**Challenge**
All of the material below is to be retyped exactly.

════════════════

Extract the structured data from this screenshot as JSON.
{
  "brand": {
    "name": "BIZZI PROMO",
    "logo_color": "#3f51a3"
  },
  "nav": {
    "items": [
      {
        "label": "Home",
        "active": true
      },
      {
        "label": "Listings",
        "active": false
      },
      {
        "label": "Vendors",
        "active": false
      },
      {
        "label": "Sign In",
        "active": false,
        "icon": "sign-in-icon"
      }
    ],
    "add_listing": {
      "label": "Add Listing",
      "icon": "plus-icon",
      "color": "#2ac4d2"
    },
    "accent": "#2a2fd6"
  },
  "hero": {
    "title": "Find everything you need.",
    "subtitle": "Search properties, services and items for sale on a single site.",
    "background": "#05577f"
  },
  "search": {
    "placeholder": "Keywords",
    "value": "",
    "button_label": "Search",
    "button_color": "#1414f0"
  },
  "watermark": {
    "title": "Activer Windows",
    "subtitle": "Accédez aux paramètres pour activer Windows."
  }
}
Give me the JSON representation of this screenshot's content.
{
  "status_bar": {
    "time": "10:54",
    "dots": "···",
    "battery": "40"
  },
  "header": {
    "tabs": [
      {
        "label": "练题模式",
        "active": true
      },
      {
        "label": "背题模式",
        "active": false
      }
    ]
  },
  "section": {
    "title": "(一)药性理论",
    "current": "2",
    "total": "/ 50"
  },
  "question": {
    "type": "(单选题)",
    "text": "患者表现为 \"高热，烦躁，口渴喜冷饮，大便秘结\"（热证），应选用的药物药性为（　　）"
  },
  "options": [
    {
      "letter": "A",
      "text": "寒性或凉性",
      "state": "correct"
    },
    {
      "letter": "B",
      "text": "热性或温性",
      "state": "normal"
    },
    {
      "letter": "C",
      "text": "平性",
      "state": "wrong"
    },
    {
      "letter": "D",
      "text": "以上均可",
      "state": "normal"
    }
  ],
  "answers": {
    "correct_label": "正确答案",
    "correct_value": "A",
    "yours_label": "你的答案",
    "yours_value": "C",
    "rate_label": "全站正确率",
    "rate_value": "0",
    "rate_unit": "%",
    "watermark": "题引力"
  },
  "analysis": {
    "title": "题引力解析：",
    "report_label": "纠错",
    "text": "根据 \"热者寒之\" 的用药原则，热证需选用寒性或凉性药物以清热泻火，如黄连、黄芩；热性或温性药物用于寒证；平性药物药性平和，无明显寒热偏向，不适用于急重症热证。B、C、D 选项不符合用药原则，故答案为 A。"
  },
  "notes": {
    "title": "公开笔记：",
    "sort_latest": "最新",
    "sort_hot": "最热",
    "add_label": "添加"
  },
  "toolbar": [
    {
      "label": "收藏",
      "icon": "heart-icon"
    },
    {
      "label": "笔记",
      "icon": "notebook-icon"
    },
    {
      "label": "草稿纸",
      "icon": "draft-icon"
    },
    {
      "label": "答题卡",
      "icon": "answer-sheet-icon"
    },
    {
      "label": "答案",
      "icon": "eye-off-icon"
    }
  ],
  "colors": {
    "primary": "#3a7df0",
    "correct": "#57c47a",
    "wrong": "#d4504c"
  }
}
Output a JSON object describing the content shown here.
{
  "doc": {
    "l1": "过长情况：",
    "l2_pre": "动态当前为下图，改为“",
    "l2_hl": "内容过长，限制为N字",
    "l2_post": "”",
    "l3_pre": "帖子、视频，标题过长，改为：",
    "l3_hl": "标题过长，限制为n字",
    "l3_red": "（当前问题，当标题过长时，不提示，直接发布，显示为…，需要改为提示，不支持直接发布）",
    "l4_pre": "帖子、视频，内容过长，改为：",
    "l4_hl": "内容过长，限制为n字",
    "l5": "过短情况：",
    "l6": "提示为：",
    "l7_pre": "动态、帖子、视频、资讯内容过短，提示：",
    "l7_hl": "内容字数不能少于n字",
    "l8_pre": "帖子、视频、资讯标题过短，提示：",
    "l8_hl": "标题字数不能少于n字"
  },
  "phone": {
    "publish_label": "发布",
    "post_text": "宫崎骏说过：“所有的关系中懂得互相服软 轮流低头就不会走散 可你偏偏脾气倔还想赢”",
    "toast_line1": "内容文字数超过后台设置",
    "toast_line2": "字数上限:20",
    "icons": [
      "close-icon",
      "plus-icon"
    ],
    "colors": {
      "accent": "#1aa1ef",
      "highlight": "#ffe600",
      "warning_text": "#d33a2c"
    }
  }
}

════════════════

**Expected answer**
Extract the structured data from this screenshot as JSON.
{
  "brand": {
    "name": "BIZZI PROMO",
    "logo_color": "#3f51a3"
  },
  "nav": {
    "items": [
      {
        "label": "Home",
        "active": true
      },
      {
        "label": "Listings",
        "active": false
      },
      {
        "label": "Vendors",
        "active": false
      },
      {
        "label": "Sign In",
        "active": false,
        "icon": "sign-in-icon"
      }
    ],
    "add_listing": {
      "label": "Add Listing",
      "icon": "plus-icon",
      "color": "#2ac4d2"
    },
    "accent": "#2a2fd6"
  },
  "hero": {
    "title": "Find everything you need.",
    "subtitle": "Search properties, services and items for sale on a single site.",
    "background": "#05577f"
  },
  "search": {
    "placeholder": "Keywords",
    "value": "",
    "button_label": "Search",
    "button_color": "#1414f0"
  },
  "watermark": {
    "title": "Activer Windows",
    "subtitle": "Accédez aux paramètres pour activer Windows."
  }
}
Give me the JSON representation of this screenshot's content.
{
  "status_bar": {
    "time": "10:54",
    "dots": "···",
    "battery": "40"
  },
  "header": {
    "tabs": [
      {
        "label": "练题模式",
        "active": true
      },
      {
        "label": "背题模式",
        "active": false
      }
    ]
  },
  "section": {
    "title": "(一)药性理论",
    "current": "2",
    "total": "/ 50"
  },
  "question": {
    "type": "(单选题)",
    "text": "患者表现为 \"高热，烦躁，口渴喜冷饮，大便秘结\"（热证），应选用的药物药性为（　　）"
  },
  "options": [
    {
      "letter": "A",
      "text": "寒性或凉性",
      "state": "correct"
    },
    {
      "letter": "B",
      "text": "热性或温性",
      "state": "normal"
    },
    {
      "letter": "C",
      "text": "平性",
      "state": "wrong"
    },
    {
      "letter": "D",
      "text": "以上均可",
      "state": "normal"
    }
  ],
  "answers": {
    "correct_label": "正确答案",
    "correct_value": "A",
    "yours_label": "你的答案",
    "yours_value": "C",
    "rate_label": "全站正确率",
    "rate_value": "0",
    "rate_unit": "%",
    "watermark": "题引力"
  },
  "analysis": {
    "title": "题引力解析：",
    "report_label": "纠错",
    "text": "根据 \"热者寒之\" 的用药原则，热证需选用寒性或凉性药物以清热泻火，如黄连、黄芩；热性或温性药物用于寒证；平性药物药性平和，无明显寒热偏向，不适用于急重症热证。B、C、D 选项不符合用药原则，故答案为 A。"
  },
  "notes": {
    "title": "公开笔记：",
    "sort_latest": "最新",
    "sort_hot": "最热",
    "add_label": "添加"
  },
  "toolbar": [
    {
      "label": "收藏",
      "icon": "heart-icon"
    },
    {
      "label": "笔记",
      "icon": "notebook-icon"
    },
    {
      "label": "草稿纸",
      "icon": "draft-icon"
    },
    {
      "label": "答题卡",
      "icon": "answer-sheet-icon"
    },
    {
      "label": "答案",
      "icon": "eye-off-icon"
    }
  ],
  "colors": {
    "primary": "#3a7df0",
    "correct": "#57c47a",
    "wrong": "#d4504c"
  }
}
Output a JSON object describing the content shown here.
{
  "doc": {
    "l1": "过长情况：",
    "l2_pre": "动态当前为下图，改为“",
    "l2_hl": "内容过长，限制为N字",
    "l2_post": "”",
    "l3_pre": "帖子、视频，标题过长，改为：",
    "l3_hl": "标题过长，限制为n字",
    "l3_red": "（当前问题，当标题过长时，不提示，直接发布，显示为…，需要改为提示，不支持直接发布）",
    "l4_pre": "帖子、视频，内容过长，改为：",
    "l4_hl": "内容过长，限制为n字",
    "l5": "过短情况：",
    "l6": "提示为：",
    "l7_pre": "动态、帖子、视频、资讯内容过短，提示：",
    "l7_hl": "内容字数不能少于n字",
    "l8_pre": "帖子、视频、资讯标题过短，提示：",
    "l8_hl": "标题字数不能少于n字"
  },
  "phone": {
    "publish_label": "发布",
    "post_text": "宫崎骏说过：“所有的关系中懂得互相服软 轮流低头就不会走散 可你偏偏脾气倔还想赢”",
    "toast_line1": "内容文字数超过后台设置",
    "toast_line2": "字数上限:20",
    "icons": [
      "close-icon",
      "plus-icon"
    ],
    "colors": {
      "accent": "#1aa1ef",
      "highlight": "#ffe600",
      "warning_text": "#d33a2c"
    }
  }
}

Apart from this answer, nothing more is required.